State how many lines in the listing below include the word "resistance". Give nothing but the number.

**********

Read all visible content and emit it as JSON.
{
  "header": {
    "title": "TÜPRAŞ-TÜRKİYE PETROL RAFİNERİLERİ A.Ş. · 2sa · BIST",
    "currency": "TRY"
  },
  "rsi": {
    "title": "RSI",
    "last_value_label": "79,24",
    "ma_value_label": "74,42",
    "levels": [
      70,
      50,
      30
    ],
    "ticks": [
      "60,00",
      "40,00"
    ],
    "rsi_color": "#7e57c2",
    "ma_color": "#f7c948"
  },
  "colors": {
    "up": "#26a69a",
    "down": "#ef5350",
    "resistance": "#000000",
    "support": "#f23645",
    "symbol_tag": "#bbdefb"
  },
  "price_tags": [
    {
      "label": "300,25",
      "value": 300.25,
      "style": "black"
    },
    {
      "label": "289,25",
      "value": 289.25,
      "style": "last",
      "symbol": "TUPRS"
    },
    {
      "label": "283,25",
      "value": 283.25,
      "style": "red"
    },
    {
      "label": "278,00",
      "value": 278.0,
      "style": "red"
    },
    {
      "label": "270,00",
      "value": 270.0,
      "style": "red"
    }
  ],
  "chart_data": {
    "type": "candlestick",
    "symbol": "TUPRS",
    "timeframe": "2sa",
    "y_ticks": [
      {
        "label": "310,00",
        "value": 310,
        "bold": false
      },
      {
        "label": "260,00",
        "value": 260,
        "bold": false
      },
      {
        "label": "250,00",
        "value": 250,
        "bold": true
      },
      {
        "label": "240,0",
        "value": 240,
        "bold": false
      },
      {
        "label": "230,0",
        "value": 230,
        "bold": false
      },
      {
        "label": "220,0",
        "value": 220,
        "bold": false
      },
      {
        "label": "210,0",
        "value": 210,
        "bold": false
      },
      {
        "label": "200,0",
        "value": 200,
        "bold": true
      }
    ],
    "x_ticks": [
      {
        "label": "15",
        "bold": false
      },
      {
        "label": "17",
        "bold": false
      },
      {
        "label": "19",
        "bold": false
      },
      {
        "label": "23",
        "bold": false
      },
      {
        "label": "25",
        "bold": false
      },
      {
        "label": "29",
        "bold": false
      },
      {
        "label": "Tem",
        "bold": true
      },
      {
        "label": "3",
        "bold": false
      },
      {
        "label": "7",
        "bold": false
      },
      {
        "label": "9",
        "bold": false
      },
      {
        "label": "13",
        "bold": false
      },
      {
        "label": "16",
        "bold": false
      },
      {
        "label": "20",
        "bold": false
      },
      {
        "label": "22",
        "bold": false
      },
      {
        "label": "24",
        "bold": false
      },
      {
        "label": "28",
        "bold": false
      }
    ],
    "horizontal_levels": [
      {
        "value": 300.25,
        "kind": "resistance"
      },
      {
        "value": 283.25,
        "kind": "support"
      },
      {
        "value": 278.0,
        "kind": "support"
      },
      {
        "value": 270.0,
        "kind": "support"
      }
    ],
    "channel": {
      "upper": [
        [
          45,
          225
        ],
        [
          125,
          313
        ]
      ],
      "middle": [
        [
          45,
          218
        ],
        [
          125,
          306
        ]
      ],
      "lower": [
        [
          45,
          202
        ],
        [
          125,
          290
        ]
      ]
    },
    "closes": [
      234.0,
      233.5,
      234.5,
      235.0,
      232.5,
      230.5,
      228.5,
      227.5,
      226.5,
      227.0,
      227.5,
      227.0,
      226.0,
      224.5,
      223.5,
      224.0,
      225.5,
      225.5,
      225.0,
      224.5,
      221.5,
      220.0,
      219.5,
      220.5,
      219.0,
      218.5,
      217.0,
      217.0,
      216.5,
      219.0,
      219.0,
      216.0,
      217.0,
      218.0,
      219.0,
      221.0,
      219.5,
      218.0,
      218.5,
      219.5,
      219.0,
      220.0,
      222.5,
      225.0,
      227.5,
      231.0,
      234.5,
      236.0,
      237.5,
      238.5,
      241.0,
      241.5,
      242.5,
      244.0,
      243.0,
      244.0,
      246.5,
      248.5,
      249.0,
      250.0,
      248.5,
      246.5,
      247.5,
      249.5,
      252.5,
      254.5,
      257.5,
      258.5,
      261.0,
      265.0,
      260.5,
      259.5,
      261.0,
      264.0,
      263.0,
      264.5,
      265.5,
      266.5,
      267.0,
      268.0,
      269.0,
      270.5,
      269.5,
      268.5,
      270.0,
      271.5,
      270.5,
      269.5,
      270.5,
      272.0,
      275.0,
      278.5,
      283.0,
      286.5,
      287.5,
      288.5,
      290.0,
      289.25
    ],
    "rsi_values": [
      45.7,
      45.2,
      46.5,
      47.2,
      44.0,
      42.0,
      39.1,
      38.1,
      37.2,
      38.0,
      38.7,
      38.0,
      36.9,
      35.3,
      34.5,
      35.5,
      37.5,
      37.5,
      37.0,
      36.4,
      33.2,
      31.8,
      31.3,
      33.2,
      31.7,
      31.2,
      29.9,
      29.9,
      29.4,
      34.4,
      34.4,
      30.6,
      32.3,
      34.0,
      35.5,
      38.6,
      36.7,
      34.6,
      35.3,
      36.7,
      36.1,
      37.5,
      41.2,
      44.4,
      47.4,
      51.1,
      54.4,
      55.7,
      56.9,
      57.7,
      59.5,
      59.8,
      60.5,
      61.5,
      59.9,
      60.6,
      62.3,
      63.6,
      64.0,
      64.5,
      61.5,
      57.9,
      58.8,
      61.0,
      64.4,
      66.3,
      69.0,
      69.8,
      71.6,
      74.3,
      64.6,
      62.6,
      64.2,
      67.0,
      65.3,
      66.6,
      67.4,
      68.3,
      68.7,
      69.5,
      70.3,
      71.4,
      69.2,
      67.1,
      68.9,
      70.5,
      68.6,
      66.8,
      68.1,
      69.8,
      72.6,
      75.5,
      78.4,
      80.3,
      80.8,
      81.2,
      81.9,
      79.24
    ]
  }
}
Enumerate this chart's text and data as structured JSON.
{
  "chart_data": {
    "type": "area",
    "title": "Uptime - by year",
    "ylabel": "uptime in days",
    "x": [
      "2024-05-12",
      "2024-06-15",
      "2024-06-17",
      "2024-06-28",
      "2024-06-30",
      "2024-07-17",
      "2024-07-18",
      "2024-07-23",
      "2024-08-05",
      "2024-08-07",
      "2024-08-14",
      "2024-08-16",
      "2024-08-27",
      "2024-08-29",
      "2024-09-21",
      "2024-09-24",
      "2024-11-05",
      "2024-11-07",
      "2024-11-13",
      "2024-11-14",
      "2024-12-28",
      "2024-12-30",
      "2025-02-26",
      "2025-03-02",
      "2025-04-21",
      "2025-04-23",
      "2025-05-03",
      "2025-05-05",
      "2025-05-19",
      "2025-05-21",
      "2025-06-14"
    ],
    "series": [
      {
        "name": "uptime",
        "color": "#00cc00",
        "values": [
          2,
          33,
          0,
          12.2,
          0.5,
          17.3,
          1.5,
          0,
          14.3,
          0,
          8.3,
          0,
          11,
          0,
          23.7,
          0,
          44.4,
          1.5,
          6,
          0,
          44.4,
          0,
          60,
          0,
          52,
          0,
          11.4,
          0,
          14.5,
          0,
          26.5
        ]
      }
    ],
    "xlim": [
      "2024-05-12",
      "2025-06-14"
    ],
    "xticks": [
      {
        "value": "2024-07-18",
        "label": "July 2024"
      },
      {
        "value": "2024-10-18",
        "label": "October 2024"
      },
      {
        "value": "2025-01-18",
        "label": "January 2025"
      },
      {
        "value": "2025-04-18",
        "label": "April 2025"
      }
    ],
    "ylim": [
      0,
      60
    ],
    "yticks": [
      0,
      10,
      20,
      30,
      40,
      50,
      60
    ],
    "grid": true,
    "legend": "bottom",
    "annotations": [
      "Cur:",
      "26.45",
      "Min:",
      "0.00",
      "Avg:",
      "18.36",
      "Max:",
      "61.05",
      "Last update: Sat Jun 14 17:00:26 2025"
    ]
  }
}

**********

Expected output
2